## [Exercise instructions]
For each line below that includes the word "dalla", make a copy.

Dataset items

----------

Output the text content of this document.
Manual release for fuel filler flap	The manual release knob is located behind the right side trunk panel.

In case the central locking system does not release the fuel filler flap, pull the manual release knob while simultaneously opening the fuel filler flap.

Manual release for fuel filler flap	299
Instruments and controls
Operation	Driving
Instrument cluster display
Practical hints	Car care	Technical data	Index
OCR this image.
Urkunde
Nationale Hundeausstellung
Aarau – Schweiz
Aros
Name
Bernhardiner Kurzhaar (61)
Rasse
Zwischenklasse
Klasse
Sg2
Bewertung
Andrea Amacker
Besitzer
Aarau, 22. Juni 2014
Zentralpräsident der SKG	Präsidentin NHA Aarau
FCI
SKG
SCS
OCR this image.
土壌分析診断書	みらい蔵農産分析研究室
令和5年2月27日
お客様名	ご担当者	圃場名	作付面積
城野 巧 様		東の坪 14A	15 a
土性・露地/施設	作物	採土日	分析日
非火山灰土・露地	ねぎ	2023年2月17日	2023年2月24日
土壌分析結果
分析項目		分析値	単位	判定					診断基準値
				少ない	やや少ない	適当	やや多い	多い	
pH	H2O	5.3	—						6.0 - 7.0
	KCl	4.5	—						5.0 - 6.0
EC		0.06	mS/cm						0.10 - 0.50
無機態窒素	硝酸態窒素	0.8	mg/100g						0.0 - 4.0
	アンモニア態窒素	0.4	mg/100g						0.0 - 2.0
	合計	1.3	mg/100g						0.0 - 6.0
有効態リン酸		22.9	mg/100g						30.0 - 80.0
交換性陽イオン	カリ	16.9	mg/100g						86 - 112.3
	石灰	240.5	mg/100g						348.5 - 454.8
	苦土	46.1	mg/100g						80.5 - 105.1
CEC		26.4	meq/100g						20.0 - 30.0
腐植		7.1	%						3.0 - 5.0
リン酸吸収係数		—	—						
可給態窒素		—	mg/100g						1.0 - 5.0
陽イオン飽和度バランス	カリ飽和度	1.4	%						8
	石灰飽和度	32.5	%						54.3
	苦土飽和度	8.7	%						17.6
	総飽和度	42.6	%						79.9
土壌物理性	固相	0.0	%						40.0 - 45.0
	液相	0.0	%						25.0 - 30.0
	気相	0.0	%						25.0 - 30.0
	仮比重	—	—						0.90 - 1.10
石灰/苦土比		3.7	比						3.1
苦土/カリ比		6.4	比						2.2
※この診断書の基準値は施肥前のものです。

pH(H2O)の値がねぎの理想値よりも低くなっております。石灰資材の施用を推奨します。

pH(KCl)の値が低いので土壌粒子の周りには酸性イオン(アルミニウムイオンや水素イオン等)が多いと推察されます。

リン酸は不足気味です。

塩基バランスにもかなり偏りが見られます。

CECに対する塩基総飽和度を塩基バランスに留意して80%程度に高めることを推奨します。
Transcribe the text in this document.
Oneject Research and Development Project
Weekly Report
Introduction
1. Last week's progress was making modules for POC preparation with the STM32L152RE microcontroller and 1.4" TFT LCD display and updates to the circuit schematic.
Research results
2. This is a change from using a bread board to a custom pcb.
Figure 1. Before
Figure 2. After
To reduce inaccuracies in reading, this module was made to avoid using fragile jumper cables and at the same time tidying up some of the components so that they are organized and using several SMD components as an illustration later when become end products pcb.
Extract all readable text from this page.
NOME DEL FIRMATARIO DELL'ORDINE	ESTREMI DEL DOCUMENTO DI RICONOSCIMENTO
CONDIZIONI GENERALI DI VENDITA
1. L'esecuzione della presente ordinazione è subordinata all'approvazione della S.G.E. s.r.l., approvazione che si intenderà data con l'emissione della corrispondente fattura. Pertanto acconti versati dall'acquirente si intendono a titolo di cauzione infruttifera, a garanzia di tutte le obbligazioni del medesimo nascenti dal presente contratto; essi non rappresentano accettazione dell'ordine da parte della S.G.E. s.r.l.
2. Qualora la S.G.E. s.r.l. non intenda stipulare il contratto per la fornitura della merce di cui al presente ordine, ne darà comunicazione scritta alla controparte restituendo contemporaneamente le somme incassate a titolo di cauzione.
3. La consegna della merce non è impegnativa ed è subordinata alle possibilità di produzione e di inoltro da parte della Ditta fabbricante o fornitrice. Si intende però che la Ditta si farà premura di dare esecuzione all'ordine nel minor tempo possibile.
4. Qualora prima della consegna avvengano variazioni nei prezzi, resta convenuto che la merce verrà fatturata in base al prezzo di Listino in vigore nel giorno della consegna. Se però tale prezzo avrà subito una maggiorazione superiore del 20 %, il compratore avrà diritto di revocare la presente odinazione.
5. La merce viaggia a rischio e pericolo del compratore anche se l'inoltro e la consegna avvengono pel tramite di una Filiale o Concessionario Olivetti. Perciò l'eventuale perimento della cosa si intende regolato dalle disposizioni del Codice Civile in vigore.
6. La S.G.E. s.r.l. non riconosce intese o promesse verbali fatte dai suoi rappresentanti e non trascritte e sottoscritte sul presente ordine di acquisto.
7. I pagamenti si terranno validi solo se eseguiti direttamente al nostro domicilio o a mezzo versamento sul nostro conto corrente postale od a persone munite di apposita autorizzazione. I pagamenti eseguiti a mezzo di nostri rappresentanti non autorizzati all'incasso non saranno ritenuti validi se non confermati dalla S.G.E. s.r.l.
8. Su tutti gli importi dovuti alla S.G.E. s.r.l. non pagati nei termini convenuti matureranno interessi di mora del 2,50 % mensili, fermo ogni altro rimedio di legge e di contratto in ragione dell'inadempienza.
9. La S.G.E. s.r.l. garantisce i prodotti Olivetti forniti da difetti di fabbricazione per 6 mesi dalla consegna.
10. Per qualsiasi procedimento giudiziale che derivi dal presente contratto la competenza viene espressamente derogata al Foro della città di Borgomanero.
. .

----------

## [Task output]
7. I pagamenti si terranno validi solo se eseguiti direttamente al nostro domicilio o a mezzo versamento sul nostro conto corrente postale od a persone munite di apposita autorizzazione. I pagamenti eseguiti a mezzo di nostri rappresentanti non autorizzati all'incasso non saranno ritenuti validi se non confermati dalla S.G.E. s.r.l.
9. La S.G.E. s.r.l. garantisce i prodotti Olivetti forniti da difetti di fabbricazione per 6 mesi dalla consegna.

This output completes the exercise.